(Data items)
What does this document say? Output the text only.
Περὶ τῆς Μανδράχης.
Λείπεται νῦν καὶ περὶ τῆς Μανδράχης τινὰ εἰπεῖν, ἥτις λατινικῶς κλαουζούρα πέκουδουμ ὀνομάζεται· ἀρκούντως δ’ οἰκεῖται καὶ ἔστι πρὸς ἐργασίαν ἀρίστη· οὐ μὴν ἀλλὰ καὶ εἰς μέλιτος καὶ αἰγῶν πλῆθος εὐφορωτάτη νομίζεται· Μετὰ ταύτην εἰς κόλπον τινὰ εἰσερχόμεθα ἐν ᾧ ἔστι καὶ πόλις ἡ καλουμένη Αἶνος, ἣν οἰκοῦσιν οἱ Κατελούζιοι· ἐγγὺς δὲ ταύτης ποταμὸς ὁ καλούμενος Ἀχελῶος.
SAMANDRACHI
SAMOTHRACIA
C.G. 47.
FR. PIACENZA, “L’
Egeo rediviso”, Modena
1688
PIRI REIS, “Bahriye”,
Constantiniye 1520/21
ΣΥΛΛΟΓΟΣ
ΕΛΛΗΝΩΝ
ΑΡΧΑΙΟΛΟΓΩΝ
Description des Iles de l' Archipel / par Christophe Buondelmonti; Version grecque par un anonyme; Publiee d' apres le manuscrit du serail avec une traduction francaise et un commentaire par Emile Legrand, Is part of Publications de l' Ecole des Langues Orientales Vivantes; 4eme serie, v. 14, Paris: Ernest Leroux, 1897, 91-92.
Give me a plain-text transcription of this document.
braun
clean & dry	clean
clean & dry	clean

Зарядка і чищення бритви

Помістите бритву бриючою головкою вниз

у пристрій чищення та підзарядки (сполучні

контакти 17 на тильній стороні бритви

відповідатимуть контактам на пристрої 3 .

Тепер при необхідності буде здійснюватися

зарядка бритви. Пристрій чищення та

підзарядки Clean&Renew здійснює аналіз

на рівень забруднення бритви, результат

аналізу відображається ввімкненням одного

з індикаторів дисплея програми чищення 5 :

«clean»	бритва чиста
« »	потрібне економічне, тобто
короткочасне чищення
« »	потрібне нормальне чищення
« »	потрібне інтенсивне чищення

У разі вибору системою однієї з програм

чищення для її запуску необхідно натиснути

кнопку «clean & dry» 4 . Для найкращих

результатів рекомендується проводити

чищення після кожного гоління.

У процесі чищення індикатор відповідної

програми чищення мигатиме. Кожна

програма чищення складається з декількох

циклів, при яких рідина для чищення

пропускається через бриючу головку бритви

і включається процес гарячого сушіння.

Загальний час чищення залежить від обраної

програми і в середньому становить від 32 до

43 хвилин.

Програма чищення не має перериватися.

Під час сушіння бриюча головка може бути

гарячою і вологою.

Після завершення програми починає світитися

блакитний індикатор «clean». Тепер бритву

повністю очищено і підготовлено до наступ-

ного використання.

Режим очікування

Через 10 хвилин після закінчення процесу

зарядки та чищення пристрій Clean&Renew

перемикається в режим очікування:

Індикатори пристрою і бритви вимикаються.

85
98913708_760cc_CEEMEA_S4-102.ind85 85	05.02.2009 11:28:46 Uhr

## [WHAT THE EXERCISE ASKS]
Type out the entries again, word for word.

## [REPLY TO THE EXERCISE]
What does this document say? Output the text only.
Περὶ τῆς Μανδράχης.
Λείπεται νῦν καὶ περὶ τῆς Μανδράχης τινὰ εἰπεῖν, ἥτις λατινικῶς κλαουζούρα πέκουδουμ ὀνομάζεται· ἀρκούντως δ’ οἰκεῖται καὶ ἔστι πρὸς ἐργασίαν ἀρίστη· οὐ μὴν ἀλλὰ καὶ εἰς μέλιτος καὶ αἰγῶν πλῆθος εὐφορωτάτη νομίζεται· Μετὰ ταύτην εἰς κόλπον τινὰ εἰσερχόμεθα ἐν ᾧ ἔστι καὶ πόλις ἡ καλουμένη Αἶνος, ἣν οἰκοῦσιν οἱ Κατελούζιοι· ἐγγὺς δὲ ταύτης ποταμὸς ὁ καλούμενος Ἀχελῶος.
SAMANDRACHI
SAMOTHRACIA
C.G. 47.
FR. PIACENZA, “L’
Egeo rediviso”, Modena
1688
PIRI REIS, “Bahriye”,
Constantiniye 1520/21
ΣΥΛΛΟΓΟΣ
ΕΛΛΗΝΩΝ
ΑΡΧΑΙΟΛΟΓΩΝ
Description des Iles de l' Archipel / par Christophe Buondelmonti; Version grecque par un anonyme; Publiee d' apres le manuscrit du serail avec une traduction francaise et un commentaire par Emile Legrand, Is part of Publications de l' Ecole des Langues Orientales Vivantes; 4eme serie, v. 14, Paris: Ernest Leroux, 1897, 91-92.
Give me a plain-text transcription of this document.
braun
clean & dry	clean
clean & dry	clean

Зарядка і чищення бритви

Помістите бритву бриючою головкою вниз

у пристрій чищення та підзарядки (сполучні

контакти 17 на тильній стороні бритви

відповідатимуть контактам на пристрої 3 .

Тепер при необхідності буде здійснюватися

зарядка бритви. Пристрій чищення та

підзарядки Clean&Renew здійснює аналіз

на рівень забруднення бритви, результат

аналізу відображається ввімкненням одного

з індикаторів дисплея програми чищення 5 :

«clean»	бритва чиста
« »	потрібне економічне, тобто
короткочасне чищення
« »	потрібне нормальне чищення
« »	потрібне інтенсивне чищення

У разі вибору системою однієї з програм

чищення для її запуску необхідно натиснути

кнопку «clean & dry» 4 . Для найкращих

результатів рекомендується проводити

чищення після кожного гоління.

У процесі чищення індикатор відповідної

програми чищення мигатиме. Кожна

програма чищення складається з декількох

циклів, при яких рідина для чищення

пропускається через бриючу головку бритви

і включається процес гарячого сушіння.

Загальний час чищення залежить від обраної

програми і в середньому становить від 32 до

43 хвилин.

Програма чищення не має перериватися.

Під час сушіння бриюча головка може бути

гарячою і вологою.

Після завершення програми починає світитися

блакитний індикатор «clean». Тепер бритву

повністю очищено і підготовлено до наступ-

ного використання.

Режим очікування

Через 10 хвилин після закінчення процесу

зарядки та чищення пристрій Clean&Renew

перемикається в режим очікування:

Індикатори пристрою і бритви вимикаються.

85
98913708_760cc_CEEMEA_S4-102.ind85 85	05.02.2009 11:28:46 Uhr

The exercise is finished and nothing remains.